- _Given records_:
[Start]

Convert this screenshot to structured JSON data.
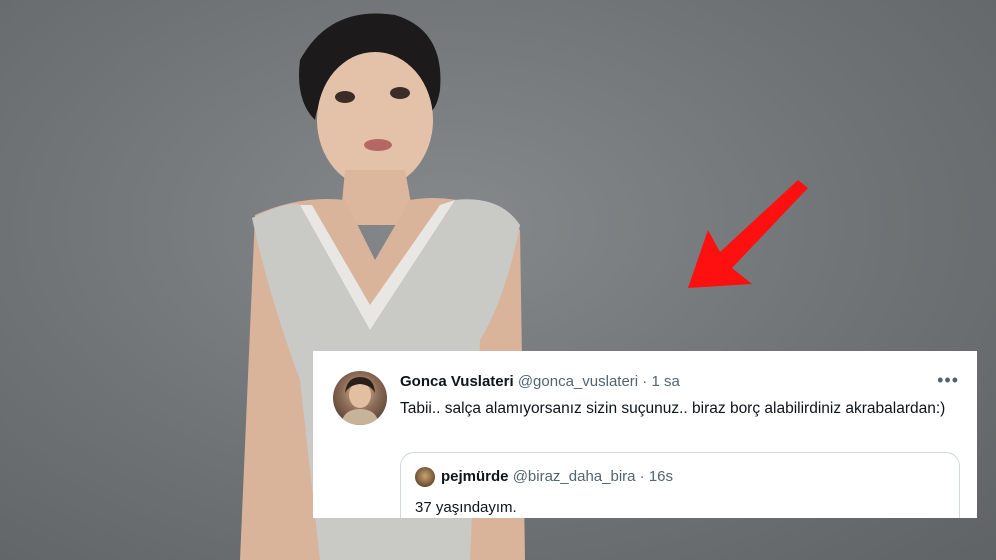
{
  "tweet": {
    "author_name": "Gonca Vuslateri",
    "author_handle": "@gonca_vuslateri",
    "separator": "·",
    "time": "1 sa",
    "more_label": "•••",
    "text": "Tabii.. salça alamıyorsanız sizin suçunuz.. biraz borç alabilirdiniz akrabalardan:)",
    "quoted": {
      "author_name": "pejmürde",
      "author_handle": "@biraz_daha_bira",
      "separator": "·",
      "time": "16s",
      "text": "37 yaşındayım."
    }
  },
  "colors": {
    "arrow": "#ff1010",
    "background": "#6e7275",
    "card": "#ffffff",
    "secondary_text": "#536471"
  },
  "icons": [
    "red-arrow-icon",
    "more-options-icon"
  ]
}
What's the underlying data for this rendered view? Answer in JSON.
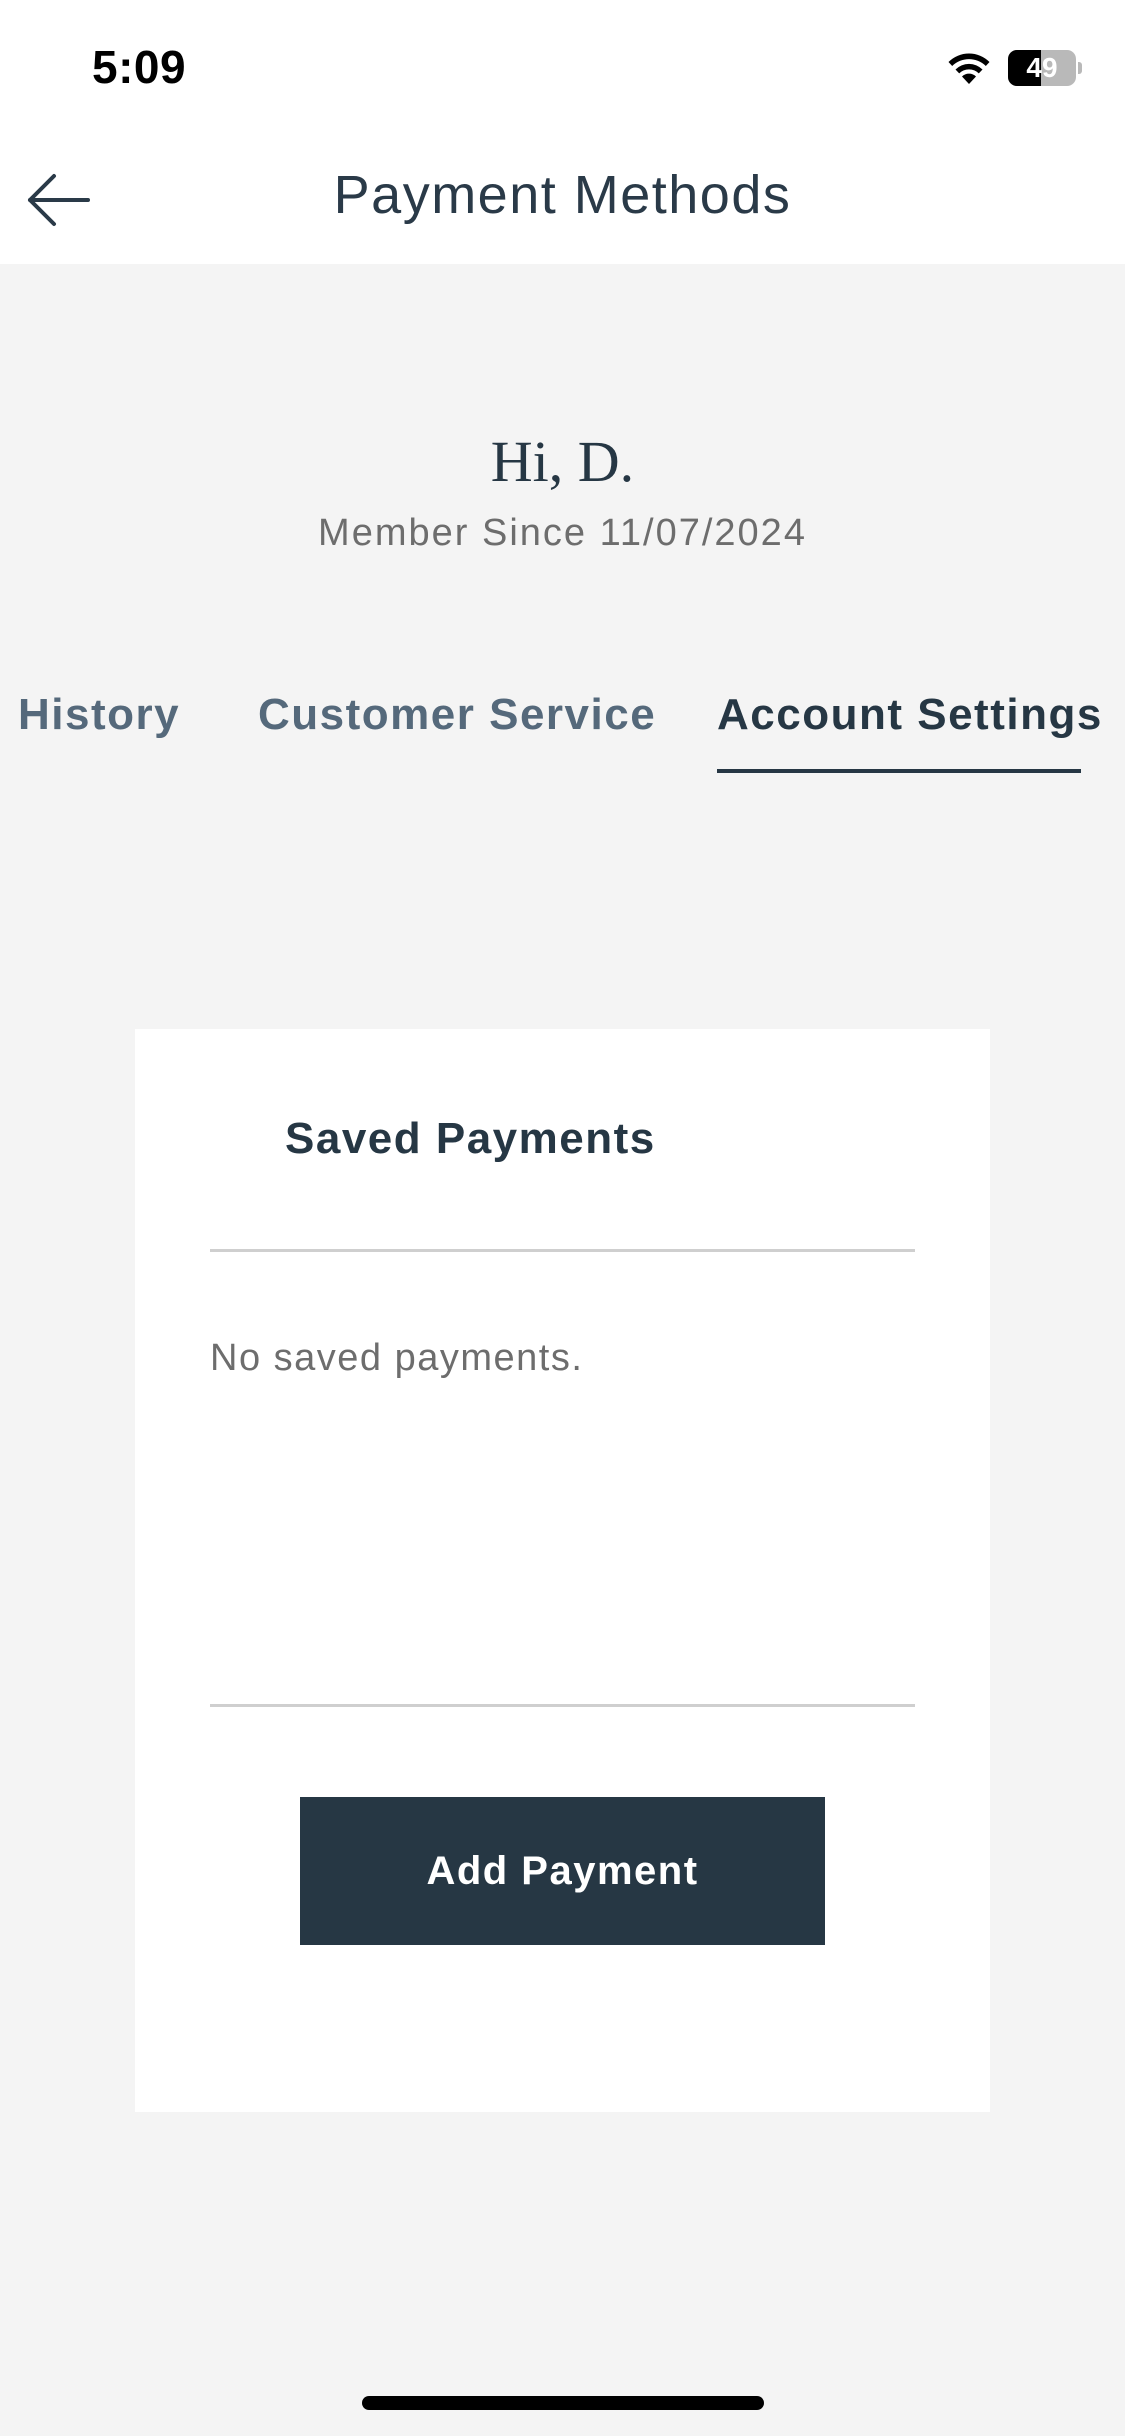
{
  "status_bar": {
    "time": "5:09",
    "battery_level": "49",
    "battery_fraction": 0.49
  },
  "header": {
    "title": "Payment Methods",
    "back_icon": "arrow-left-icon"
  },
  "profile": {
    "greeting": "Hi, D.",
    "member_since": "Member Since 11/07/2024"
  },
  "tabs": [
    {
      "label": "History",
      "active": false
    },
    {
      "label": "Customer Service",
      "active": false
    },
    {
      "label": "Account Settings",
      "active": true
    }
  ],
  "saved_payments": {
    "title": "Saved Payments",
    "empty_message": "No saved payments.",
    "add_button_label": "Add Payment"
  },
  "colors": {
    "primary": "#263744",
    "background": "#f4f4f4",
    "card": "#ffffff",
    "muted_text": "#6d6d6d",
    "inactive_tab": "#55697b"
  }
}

[End]

- _Task statement_: Copy out all the records exactly, excluding pictures.

- _Result_:
Convert this screenshot to structured JSON data.
{
  "tweet": {
    "author_name": "Gonca Vuslateri",
    "author_handle": "@gonca_vuslateri",
    "separator": "·",
    "time": "1 sa",
    "more_label": "•••",
    "text": "Tabii.. salça alamıyorsanız sizin suçunuz.. biraz borç alabilirdiniz akrabalardan:)",
    "quoted": {
      "author_name": "pejmürde",
      "author_handle": "@biraz_daha_bira",
      "separator": "·",
      "time": "16s",
      "text": "37 yaşındayım."
    }
  },
  "colors": {
    "arrow": "#ff1010",
    "background": "#6e7275",
    "card": "#ffffff",
    "secondary_text": "#536471"
  },
  "icons": [
    "red-arrow-icon",
    "more-options-icon"
  ]
}
What's the underlying data for this rendered view? Answer in JSON.
{
  "status_bar": {
    "time": "5:09",
    "battery_level": "49",
    "battery_fraction": 0.49
  },
  "header": {
    "title": "Payment Methods",
    "back_icon": "arrow-left-icon"
  },
  "profile": {
    "greeting": "Hi, D.",
    "member_since": "Member Since 11/07/2024"
  },
  "tabs": [
    {
      "label": "History",
      "active": false
    },
    {
      "label": "Customer Service",
      "active": false
    },
    {
      "label": "Account Settings",
      "active": true
    }
  ],
  "saved_payments": {
    "title": "Saved Payments",
    "empty_message": "No saved payments.",
    "add_button_label": "Add Payment"
  },
  "colors": {
    "primary": "#263744",
    "background": "#f4f4f4",
    "card": "#ffffff",
    "muted_text": "#6d6d6d",
    "inactive_tab": "#55697b"
  }
}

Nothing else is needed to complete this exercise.